TO DO: From the entries that follow, extract each line holding the string "TAXA".

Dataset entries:
+ + + + +

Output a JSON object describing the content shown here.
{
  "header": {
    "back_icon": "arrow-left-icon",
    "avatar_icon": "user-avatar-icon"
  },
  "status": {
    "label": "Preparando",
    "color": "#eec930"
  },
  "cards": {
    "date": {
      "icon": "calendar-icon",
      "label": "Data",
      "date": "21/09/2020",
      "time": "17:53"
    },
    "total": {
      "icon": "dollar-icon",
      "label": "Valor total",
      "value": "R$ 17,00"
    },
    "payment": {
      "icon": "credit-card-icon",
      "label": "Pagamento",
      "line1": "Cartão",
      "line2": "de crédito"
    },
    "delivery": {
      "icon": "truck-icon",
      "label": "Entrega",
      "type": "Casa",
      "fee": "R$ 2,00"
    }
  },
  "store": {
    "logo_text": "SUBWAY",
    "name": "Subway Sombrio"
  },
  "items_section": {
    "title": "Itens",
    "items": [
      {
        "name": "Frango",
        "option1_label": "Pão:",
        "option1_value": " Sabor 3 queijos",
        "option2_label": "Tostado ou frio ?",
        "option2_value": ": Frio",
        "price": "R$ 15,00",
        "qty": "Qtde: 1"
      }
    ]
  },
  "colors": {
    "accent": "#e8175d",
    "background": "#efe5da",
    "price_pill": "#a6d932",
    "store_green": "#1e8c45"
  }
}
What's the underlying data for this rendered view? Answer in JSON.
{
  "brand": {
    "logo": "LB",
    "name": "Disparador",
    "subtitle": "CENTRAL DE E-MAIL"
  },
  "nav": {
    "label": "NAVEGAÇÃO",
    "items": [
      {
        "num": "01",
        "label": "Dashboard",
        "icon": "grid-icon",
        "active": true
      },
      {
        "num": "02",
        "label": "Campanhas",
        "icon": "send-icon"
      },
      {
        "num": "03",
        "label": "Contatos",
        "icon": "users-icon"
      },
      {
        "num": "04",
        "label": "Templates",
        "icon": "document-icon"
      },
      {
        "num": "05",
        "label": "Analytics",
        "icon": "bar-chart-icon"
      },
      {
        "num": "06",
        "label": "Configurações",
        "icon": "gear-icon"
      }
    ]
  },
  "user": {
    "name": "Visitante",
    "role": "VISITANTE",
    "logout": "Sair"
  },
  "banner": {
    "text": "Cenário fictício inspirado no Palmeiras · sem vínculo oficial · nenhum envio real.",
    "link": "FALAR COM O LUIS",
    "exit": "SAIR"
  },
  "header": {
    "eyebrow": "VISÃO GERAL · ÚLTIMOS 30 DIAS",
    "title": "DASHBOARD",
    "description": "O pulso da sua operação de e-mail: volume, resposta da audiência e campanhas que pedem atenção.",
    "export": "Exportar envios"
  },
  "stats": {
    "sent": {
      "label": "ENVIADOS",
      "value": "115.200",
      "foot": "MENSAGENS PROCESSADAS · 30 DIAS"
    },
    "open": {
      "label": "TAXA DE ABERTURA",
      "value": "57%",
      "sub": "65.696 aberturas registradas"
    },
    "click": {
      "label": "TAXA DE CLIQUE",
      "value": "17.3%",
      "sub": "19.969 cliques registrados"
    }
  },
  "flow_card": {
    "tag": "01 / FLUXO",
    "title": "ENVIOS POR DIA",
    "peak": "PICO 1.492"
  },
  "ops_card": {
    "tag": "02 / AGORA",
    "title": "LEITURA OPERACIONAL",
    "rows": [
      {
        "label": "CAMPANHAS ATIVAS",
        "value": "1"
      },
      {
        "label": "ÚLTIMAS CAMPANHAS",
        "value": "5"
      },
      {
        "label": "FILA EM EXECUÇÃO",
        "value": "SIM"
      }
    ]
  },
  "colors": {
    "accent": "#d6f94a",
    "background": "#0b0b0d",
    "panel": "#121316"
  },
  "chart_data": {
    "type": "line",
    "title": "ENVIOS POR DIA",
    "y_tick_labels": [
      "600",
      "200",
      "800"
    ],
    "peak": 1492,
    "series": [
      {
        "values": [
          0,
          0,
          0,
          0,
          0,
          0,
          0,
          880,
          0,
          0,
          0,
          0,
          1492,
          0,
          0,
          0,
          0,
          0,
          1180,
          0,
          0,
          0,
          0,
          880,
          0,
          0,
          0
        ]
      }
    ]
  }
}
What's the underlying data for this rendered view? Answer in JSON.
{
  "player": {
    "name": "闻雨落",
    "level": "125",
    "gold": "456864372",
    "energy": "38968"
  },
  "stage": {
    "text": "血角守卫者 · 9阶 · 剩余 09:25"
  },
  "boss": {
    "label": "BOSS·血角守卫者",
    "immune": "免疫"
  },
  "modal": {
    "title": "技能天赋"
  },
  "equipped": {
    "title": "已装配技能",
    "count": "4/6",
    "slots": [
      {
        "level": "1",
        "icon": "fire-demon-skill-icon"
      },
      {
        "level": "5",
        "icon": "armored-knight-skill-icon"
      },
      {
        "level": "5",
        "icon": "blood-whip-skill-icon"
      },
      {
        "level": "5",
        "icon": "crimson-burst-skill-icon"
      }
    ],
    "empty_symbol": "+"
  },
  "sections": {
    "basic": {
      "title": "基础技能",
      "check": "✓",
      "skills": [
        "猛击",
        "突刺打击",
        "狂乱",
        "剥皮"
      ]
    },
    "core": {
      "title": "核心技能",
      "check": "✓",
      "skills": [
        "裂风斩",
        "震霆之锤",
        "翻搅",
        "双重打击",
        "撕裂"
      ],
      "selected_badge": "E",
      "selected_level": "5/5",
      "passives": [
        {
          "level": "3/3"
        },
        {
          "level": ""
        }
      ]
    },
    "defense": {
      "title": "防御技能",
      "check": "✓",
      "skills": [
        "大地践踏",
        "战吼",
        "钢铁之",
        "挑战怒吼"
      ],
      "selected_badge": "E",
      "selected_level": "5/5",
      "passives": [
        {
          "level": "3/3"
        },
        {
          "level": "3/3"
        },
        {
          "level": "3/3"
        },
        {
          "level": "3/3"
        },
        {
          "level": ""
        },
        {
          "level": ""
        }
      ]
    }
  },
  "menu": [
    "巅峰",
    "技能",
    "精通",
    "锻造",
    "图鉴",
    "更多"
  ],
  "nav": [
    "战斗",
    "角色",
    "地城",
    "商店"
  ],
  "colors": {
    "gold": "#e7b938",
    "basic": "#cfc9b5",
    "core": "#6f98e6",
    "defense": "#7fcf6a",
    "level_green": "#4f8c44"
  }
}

+ + + + +

ANSWER:
      "label": "TAXA DE ABERTURA",
      "label": "TAXA DE CLIQUE",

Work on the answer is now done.